Stored dataset items
-----

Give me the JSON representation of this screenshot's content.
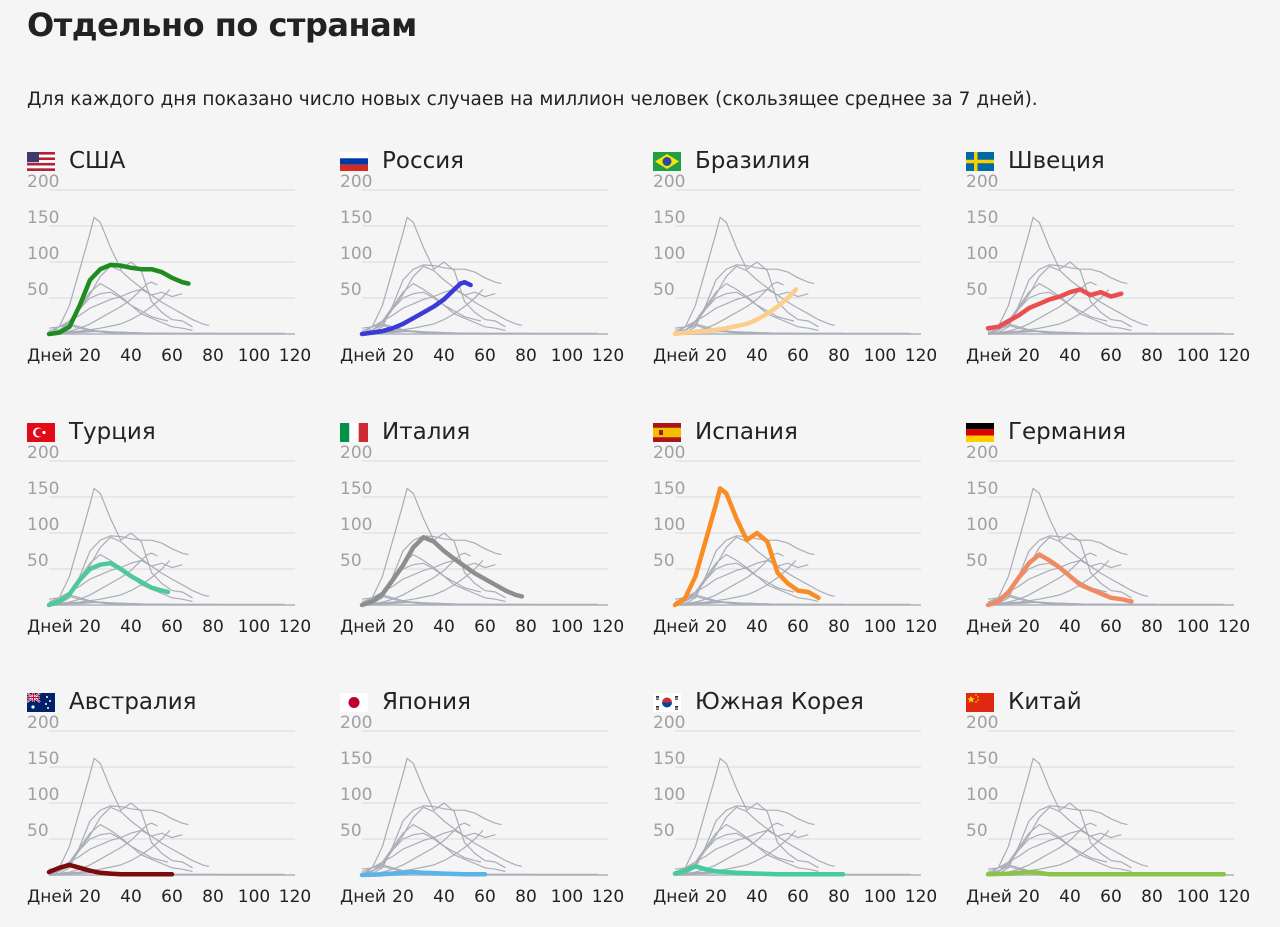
{
  "header": {
    "title": "Отдельно по странам",
    "subtitle": "Для каждого дня показано число новых случаев на миллион человек (скользящее среднее за 7 дней)."
  },
  "axis": {
    "y_ticks": [
      "200",
      "150",
      "100",
      "50"
    ],
    "x_prefix": "Дней",
    "x_ticks": [
      "20",
      "40",
      "60",
      "80",
      "100",
      "120"
    ]
  },
  "chart_data": {
    "type": "line",
    "ylim": [
      0,
      200
    ],
    "xlim": [
      0,
      120
    ],
    "series": [
      {
        "name": "США",
        "color": "#1f8c22",
        "x": [
          0,
          5,
          10,
          15,
          20,
          25,
          30,
          35,
          40,
          45,
          50,
          55,
          60,
          65,
          68
        ],
        "y": [
          0,
          2,
          10,
          40,
          75,
          90,
          96,
          95,
          92,
          90,
          90,
          86,
          78,
          72,
          70
        ]
      },
      {
        "name": "Россия",
        "color": "#3a3ad8",
        "x": [
          0,
          5,
          10,
          15,
          20,
          25,
          30,
          35,
          40,
          45,
          48,
          50,
          53
        ],
        "y": [
          0,
          2,
          4,
          8,
          14,
          22,
          30,
          38,
          48,
          62,
          70,
          72,
          68
        ]
      },
      {
        "name": "Бразилия",
        "color": "#fdcd8c",
        "x": [
          0,
          5,
          10,
          15,
          20,
          25,
          30,
          35,
          40,
          45,
          50,
          55,
          59
        ],
        "y": [
          0,
          2,
          3,
          4,
          6,
          8,
          11,
          14,
          20,
          28,
          38,
          50,
          62
        ]
      },
      {
        "name": "Швеция",
        "color": "#e94f50",
        "x": [
          0,
          5,
          10,
          15,
          20,
          25,
          30,
          35,
          40,
          45,
          50,
          55,
          60,
          65
        ],
        "y": [
          8,
          10,
          18,
          26,
          36,
          42,
          48,
          52,
          58,
          62,
          54,
          58,
          52,
          56
        ]
      },
      {
        "name": "Турция",
        "color": "#4ec99c",
        "x": [
          0,
          5,
          10,
          15,
          20,
          25,
          30,
          35,
          40,
          45,
          50,
          55,
          58
        ],
        "y": [
          0,
          5,
          15,
          35,
          50,
          56,
          58,
          50,
          40,
          32,
          24,
          20,
          18
        ]
      },
      {
        "name": "Италия",
        "color": "#8e8e8e",
        "x": [
          0,
          5,
          10,
          15,
          20,
          25,
          30,
          35,
          40,
          45,
          50,
          55,
          60,
          65,
          70,
          75,
          78
        ],
        "y": [
          0,
          5,
          15,
          35,
          55,
          80,
          94,
          88,
          75,
          64,
          54,
          44,
          36,
          28,
          20,
          14,
          12
        ]
      },
      {
        "name": "Испания",
        "color": "#f98c23",
        "x": [
          0,
          5,
          10,
          15,
          20,
          22,
          25,
          30,
          35,
          40,
          45,
          50,
          55,
          60,
          65,
          70
        ],
        "y": [
          0,
          10,
          40,
          90,
          140,
          162,
          155,
          120,
          90,
          100,
          88,
          45,
          30,
          20,
          18,
          10
        ]
      },
      {
        "name": "Германия",
        "color": "#ef8a62",
        "x": [
          0,
          5,
          10,
          15,
          20,
          25,
          30,
          35,
          40,
          45,
          50,
          55,
          60,
          65,
          70
        ],
        "y": [
          0,
          5,
          18,
          38,
          58,
          70,
          62,
          52,
          40,
          28,
          22,
          16,
          10,
          8,
          5
        ]
      },
      {
        "name": "Австралия",
        "color": "#7a0c0c",
        "x": [
          0,
          5,
          10,
          15,
          20,
          25,
          30,
          35,
          40,
          45,
          50,
          55,
          60
        ],
        "y": [
          4,
          10,
          14,
          10,
          6,
          3,
          2,
          1,
          1,
          1,
          1,
          1,
          1
        ]
      },
      {
        "name": "Япония",
        "color": "#5ab4e8",
        "x": [
          0,
          10,
          20,
          25,
          30,
          40,
          50,
          60
        ],
        "y": [
          0,
          1,
          3,
          4,
          3,
          2,
          1,
          1
        ]
      },
      {
        "name": "Южная Корея",
        "color": "#45cc9c",
        "x": [
          0,
          5,
          10,
          15,
          20,
          30,
          40,
          50,
          60,
          70,
          80,
          82
        ],
        "y": [
          2,
          6,
          12,
          8,
          5,
          3,
          2,
          1,
          1,
          1,
          1,
          1
        ]
      },
      {
        "name": "Китай",
        "color": "#8bc34a",
        "x": [
          0,
          10,
          20,
          25,
          30,
          40,
          60,
          80,
          100,
          115
        ],
        "y": [
          1,
          2,
          4,
          3,
          1,
          1,
          1,
          1,
          1,
          1
        ]
      }
    ]
  },
  "countries": [
    {
      "name": "США",
      "flag": "us-flag-icon"
    },
    {
      "name": "Россия",
      "flag": "ru-flag-icon"
    },
    {
      "name": "Бразилия",
      "flag": "br-flag-icon"
    },
    {
      "name": "Швеция",
      "flag": "se-flag-icon"
    },
    {
      "name": "Турция",
      "flag": "tr-flag-icon"
    },
    {
      "name": "Италия",
      "flag": "it-flag-icon"
    },
    {
      "name": "Испания",
      "flag": "es-flag-icon"
    },
    {
      "name": "Германия",
      "flag": "de-flag-icon"
    },
    {
      "name": "Австралия",
      "flag": "au-flag-icon"
    },
    {
      "name": "Япония",
      "flag": "jp-flag-icon"
    },
    {
      "name": "Южная Корея",
      "flag": "kr-flag-icon"
    },
    {
      "name": "Китай",
      "flag": "cn-flag-icon"
    }
  ]
}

-----

**PROBLEM DESCRIPTION**. Give back every line exactly as it stands, pictures excluded.

**SOLUTION TO THE PROBLEM**.
Give me the JSON representation of this screenshot's content.
{
  "header": {
    "title": "Отдельно по странам",
    "subtitle": "Для каждого дня показано число новых случаев на миллион человек (скользящее среднее за 7 дней)."
  },
  "axis": {
    "y_ticks": [
      "200",
      "150",
      "100",
      "50"
    ],
    "x_prefix": "Дней",
    "x_ticks": [
      "20",
      "40",
      "60",
      "80",
      "100",
      "120"
    ]
  },
  "chart_data": {
    "type": "line",
    "ylim": [
      0,
      200
    ],
    "xlim": [
      0,
      120
    ],
    "series": [
      {
        "name": "США",
        "color": "#1f8c22",
        "x": [
          0,
          5,
          10,
          15,
          20,
          25,
          30,
          35,
          40,
          45,
          50,
          55,
          60,
          65,
          68
        ],
        "y": [
          0,
          2,
          10,
          40,
          75,
          90,
          96,
          95,
          92,
          90,
          90,
          86,
          78,
          72,
          70
        ]
      },
      {
        "name": "Россия",
        "color": "#3a3ad8",
        "x": [
          0,
          5,
          10,
          15,
          20,
          25,
          30,
          35,
          40,
          45,
          48,
          50,
          53
        ],
        "y": [
          0,
          2,
          4,
          8,
          14,
          22,
          30,
          38,
          48,
          62,
          70,
          72,
          68
        ]
      },
      {
        "name": "Бразилия",
        "color": "#fdcd8c",
        "x": [
          0,
          5,
          10,
          15,
          20,
          25,
          30,
          35,
          40,
          45,
          50,
          55,
          59
        ],
        "y": [
          0,
          2,
          3,
          4,
          6,
          8,
          11,
          14,
          20,
          28,
          38,
          50,
          62
        ]
      },
      {
        "name": "Швеция",
        "color": "#e94f50",
        "x": [
          0,
          5,
          10,
          15,
          20,
          25,
          30,
          35,
          40,
          45,
          50,
          55,
          60,
          65
        ],
        "y": [
          8,
          10,
          18,
          26,
          36,
          42,
          48,
          52,
          58,
          62,
          54,
          58,
          52,
          56
        ]
      },
      {
        "name": "Турция",
        "color": "#4ec99c",
        "x": [
          0,
          5,
          10,
          15,
          20,
          25,
          30,
          35,
          40,
          45,
          50,
          55,
          58
        ],
        "y": [
          0,
          5,
          15,
          35,
          50,
          56,
          58,
          50,
          40,
          32,
          24,
          20,
          18
        ]
      },
      {
        "name": "Италия",
        "color": "#8e8e8e",
        "x": [
          0,
          5,
          10,
          15,
          20,
          25,
          30,
          35,
          40,
          45,
          50,
          55,
          60,
          65,
          70,
          75,
          78
        ],
        "y": [
          0,
          5,
          15,
          35,
          55,
          80,
          94,
          88,
          75,
          64,
          54,
          44,
          36,
          28,
          20,
          14,
          12
        ]
      },
      {
        "name": "Испания",
        "color": "#f98c23",
        "x": [
          0,
          5,
          10,
          15,
          20,
          22,
          25,
          30,
          35,
          40,
          45,
          50,
          55,
          60,
          65,
          70
        ],
        "y": [
          0,
          10,
          40,
          90,
          140,
          162,
          155,
          120,
          90,
          100,
          88,
          45,
          30,
          20,
          18,
          10
        ]
      },
      {
        "name": "Германия",
        "color": "#ef8a62",
        "x": [
          0,
          5,
          10,
          15,
          20,
          25,
          30,
          35,
          40,
          45,
          50,
          55,
          60,
          65,
          70
        ],
        "y": [
          0,
          5,
          18,
          38,
          58,
          70,
          62,
          52,
          40,
          28,
          22,
          16,
          10,
          8,
          5
        ]
      },
      {
        "name": "Австралия",
        "color": "#7a0c0c",
        "x": [
          0,
          5,
          10,
          15,
          20,
          25,
          30,
          35,
          40,
          45,
          50,
          55,
          60
        ],
        "y": [
          4,
          10,
          14,
          10,
          6,
          3,
          2,
          1,
          1,
          1,
          1,
          1,
          1
        ]
      },
      {
        "name": "Япония",
        "color": "#5ab4e8",
        "x": [
          0,
          10,
          20,
          25,
          30,
          40,
          50,
          60
        ],
        "y": [
          0,
          1,
          3,
          4,
          3,
          2,
          1,
          1
        ]
      },
      {
        "name": "Южная Корея",
        "color": "#45cc9c",
        "x": [
          0,
          5,
          10,
          15,
          20,
          30,
          40,
          50,
          60,
          70,
          80,
          82
        ],
        "y": [
          2,
          6,
          12,
          8,
          5,
          3,
          2,
          1,
          1,
          1,
          1,
          1
        ]
      },
      {
        "name": "Китай",
        "color": "#8bc34a",
        "x": [
          0,
          10,
          20,
          25,
          30,
          40,
          60,
          80,
          100,
          115
        ],
        "y": [
          1,
          2,
          4,
          3,
          1,
          1,
          1,
          1,
          1,
          1
        ]
      }
    ]
  },
  "countries": [
    {
      "name": "США",
      "flag": "us-flag-icon"
    },
    {
      "name": "Россия",
      "flag": "ru-flag-icon"
    },
    {
      "name": "Бразилия",
      "flag": "br-flag-icon"
    },
    {
      "name": "Швеция",
      "flag": "se-flag-icon"
    },
    {
      "name": "Турция",
      "flag": "tr-flag-icon"
    },
    {
      "name": "Италия",
      "flag": "it-flag-icon"
    },
    {
      "name": "Испания",
      "flag": "es-flag-icon"
    },
    {
      "name": "Германия",
      "flag": "de-flag-icon"
    },
    {
      "name": "Австралия",
      "flag": "au-flag-icon"
    },
    {
      "name": "Япония",
      "flag": "jp-flag-icon"
    },
    {
      "name": "Южная Корея",
      "flag": "kr-flag-icon"
    },
    {
      "name": "Китай",
      "flag": "cn-flag-icon"
    }
  ]
}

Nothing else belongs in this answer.